Records about charts and figures:
————

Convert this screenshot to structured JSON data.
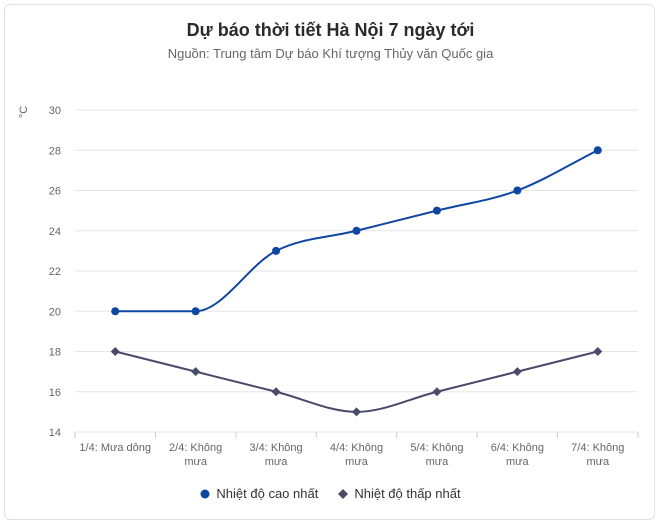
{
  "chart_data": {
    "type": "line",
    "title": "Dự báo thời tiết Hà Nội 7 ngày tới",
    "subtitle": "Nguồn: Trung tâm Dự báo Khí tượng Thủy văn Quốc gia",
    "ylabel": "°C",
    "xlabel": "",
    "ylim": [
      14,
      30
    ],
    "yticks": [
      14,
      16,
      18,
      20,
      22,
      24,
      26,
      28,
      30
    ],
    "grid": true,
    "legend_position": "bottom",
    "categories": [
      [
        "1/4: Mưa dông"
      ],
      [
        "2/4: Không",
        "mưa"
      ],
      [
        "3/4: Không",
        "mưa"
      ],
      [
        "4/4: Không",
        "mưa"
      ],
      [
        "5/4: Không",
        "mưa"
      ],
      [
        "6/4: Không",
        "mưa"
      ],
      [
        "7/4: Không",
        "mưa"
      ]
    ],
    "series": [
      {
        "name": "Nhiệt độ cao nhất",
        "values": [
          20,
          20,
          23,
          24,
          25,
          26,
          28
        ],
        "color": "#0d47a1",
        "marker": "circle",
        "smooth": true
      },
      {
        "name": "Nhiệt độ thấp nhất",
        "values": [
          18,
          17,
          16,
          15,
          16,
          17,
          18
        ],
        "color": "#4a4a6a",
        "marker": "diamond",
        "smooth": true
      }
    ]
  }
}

————

*Brief*. Go through the records and show every line with the string "name" in it.

*Written response*.
        "name": "Nhiệt độ cao nhất",
        "name": "Nhiệt độ thấp nhất",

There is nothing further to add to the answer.